Task brief
Every record below should be printed exactly as given.

Entries shown
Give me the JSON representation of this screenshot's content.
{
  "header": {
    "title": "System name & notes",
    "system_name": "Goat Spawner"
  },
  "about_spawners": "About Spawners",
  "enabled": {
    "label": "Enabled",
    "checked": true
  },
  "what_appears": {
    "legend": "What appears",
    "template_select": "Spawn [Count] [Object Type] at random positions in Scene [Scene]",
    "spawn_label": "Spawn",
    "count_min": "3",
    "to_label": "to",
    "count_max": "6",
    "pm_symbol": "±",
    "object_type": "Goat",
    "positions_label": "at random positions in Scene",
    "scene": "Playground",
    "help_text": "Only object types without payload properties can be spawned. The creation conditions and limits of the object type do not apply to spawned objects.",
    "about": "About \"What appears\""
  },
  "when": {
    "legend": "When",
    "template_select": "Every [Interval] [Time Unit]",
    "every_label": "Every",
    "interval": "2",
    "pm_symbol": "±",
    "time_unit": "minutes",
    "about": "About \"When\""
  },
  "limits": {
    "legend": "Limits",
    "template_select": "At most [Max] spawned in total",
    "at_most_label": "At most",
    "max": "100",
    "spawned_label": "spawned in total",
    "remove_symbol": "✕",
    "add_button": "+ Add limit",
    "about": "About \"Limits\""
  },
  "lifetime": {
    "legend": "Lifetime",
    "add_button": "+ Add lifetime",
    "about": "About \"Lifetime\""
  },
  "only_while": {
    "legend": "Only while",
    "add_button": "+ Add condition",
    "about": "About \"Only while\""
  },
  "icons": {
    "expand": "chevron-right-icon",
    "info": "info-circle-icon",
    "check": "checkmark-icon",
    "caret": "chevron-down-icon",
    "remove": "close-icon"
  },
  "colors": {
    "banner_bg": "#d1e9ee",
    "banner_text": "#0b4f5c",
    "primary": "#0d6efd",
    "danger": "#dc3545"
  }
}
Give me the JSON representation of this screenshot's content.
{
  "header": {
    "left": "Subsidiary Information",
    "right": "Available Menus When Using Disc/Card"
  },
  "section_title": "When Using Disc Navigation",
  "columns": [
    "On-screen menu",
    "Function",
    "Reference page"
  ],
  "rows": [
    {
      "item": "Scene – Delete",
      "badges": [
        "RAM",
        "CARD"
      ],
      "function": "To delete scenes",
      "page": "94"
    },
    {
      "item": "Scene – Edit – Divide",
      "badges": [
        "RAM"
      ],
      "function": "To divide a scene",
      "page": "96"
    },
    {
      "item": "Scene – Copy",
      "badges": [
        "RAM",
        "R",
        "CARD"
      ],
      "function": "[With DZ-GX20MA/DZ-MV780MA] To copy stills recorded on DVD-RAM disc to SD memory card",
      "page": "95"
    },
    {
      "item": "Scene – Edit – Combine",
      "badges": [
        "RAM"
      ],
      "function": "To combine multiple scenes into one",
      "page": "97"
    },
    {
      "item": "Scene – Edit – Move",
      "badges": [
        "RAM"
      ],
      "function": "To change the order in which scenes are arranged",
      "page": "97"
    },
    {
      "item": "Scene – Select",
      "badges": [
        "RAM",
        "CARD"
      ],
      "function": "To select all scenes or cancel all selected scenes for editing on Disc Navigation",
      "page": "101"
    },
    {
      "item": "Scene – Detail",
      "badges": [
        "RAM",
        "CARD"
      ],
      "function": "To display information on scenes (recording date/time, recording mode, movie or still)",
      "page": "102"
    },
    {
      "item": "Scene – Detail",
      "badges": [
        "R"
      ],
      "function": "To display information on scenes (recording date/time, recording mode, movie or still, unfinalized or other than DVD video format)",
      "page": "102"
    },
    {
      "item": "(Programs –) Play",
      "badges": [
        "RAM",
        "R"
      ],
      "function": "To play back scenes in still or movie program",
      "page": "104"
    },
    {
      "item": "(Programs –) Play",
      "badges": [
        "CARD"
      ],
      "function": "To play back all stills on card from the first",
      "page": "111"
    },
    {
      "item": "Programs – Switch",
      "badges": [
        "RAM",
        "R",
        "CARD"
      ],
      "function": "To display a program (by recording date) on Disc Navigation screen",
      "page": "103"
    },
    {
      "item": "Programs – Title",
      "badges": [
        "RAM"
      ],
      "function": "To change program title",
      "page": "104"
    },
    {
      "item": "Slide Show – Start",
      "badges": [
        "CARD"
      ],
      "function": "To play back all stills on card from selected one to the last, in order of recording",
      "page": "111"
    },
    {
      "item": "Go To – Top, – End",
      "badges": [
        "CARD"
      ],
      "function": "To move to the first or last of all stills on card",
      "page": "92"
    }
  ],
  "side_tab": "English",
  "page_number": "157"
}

Solution
Give me the JSON representation of this screenshot's content.
{
  "header": {
    "title": "System name & notes",
    "system_name": "Goat Spawner"
  },
  "about_spawners": "About Spawners",
  "enabled": {
    "label": "Enabled",
    "checked": true
  },
  "what_appears": {
    "legend": "What appears",
    "template_select": "Spawn [Count] [Object Type] at random positions in Scene [Scene]",
    "spawn_label": "Spawn",
    "count_min": "3",
    "to_label": "to",
    "count_max": "6",
    "pm_symbol": "±",
    "object_type": "Goat",
    "positions_label": "at random positions in Scene",
    "scene": "Playground",
    "help_text": "Only object types without payload properties can be spawned. The creation conditions and limits of the object type do not apply to spawned objects.",
    "about": "About \"What appears\""
  },
  "when": {
    "legend": "When",
    "template_select": "Every [Interval] [Time Unit]",
    "every_label": "Every",
    "interval": "2",
    "pm_symbol": "±",
    "time_unit": "minutes",
    "about": "About \"When\""
  },
  "limits": {
    "legend": "Limits",
    "template_select": "At most [Max] spawned in total",
    "at_most_label": "At most",
    "max": "100",
    "spawned_label": "spawned in total",
    "remove_symbol": "✕",
    "add_button": "+ Add limit",
    "about": "About \"Limits\""
  },
  "lifetime": {
    "legend": "Lifetime",
    "add_button": "+ Add lifetime",
    "about": "About \"Lifetime\""
  },
  "only_while": {
    "legend": "Only while",
    "add_button": "+ Add condition",
    "about": "About \"Only while\""
  },
  "icons": {
    "expand": "chevron-right-icon",
    "info": "info-circle-icon",
    "check": "checkmark-icon",
    "caret": "chevron-down-icon",
    "remove": "close-icon"
  },
  "colors": {
    "banner_bg": "#d1e9ee",
    "banner_text": "#0b4f5c",
    "primary": "#0d6efd",
    "danger": "#dc3545"
  }
}
Give me the JSON representation of this screenshot's content.
{
  "header": {
    "left": "Subsidiary Information",
    "right": "Available Menus When Using Disc/Card"
  },
  "section_title": "When Using Disc Navigation",
  "columns": [
    "On-screen menu",
    "Function",
    "Reference page"
  ],
  "rows": [
    {
      "item": "Scene – Delete",
      "badges": [
        "RAM",
        "CARD"
      ],
      "function": "To delete scenes",
      "page": "94"
    },
    {
      "item": "Scene – Edit – Divide",
      "badges": [
        "RAM"
      ],
      "function": "To divide a scene",
      "page": "96"
    },
    {
      "item": "Scene – Copy",
      "badges": [
        "RAM",
        "R",
        "CARD"
      ],
      "function": "[With DZ-GX20MA/DZ-MV780MA] To copy stills recorded on DVD-RAM disc to SD memory card",
      "page": "95"
    },
    {
      "item": "Scene – Edit – Combine",
      "badges": [
        "RAM"
      ],
      "function": "To combine multiple scenes into one",
      "page": "97"
    },
    {
      "item": "Scene – Edit – Move",
      "badges": [
        "RAM"
      ],
      "function": "To change the order in which scenes are arranged",
      "page": "97"
    },
    {
      "item": "Scene – Select",
      "badges": [
        "RAM",
        "CARD"
      ],
      "function": "To select all scenes or cancel all selected scenes for editing on Disc Navigation",
      "page": "101"
    },
    {
      "item": "Scene – Detail",
      "badges": [
        "RAM",
        "CARD"
      ],
      "function": "To display information on scenes (recording date/time, recording mode, movie or still)",
      "page": "102"
    },
    {
      "item": "Scene – Detail",
      "badges": [
        "R"
      ],
      "function": "To display information on scenes (recording date/time, recording mode, movie or still, unfinalized or other than DVD video format)",
      "page": "102"
    },
    {
      "item": "(Programs –) Play",
      "badges": [
        "RAM",
        "R"
      ],
      "function": "To play back scenes in still or movie program",
      "page": "104"
    },
    {
      "item": "(Programs –) Play",
      "badges": [
        "CARD"
      ],
      "function": "To play back all stills on card from the first",
      "page": "111"
    },
    {
      "item": "Programs – Switch",
      "badges": [
        "RAM",
        "R",
        "CARD"
      ],
      "function": "To display a program (by recording date) on Disc Navigation screen",
      "page": "103"
    },
    {
      "item": "Programs – Title",
      "badges": [
        "RAM"
      ],
      "function": "To change program title",
      "page": "104"
    },
    {
      "item": "Slide Show – Start",
      "badges": [
        "CARD"
      ],
      "function": "To play back all stills on card from selected one to the last, in order of recording",
      "page": "111"
    },
    {
      "item": "Go To – Top, – End",
      "badges": [
        "CARD"
      ],
      "function": "To move to the first or last of all stills on card",
      "page": "92"
    }
  ],
  "side_tab": "English",
  "page_number": "157"
}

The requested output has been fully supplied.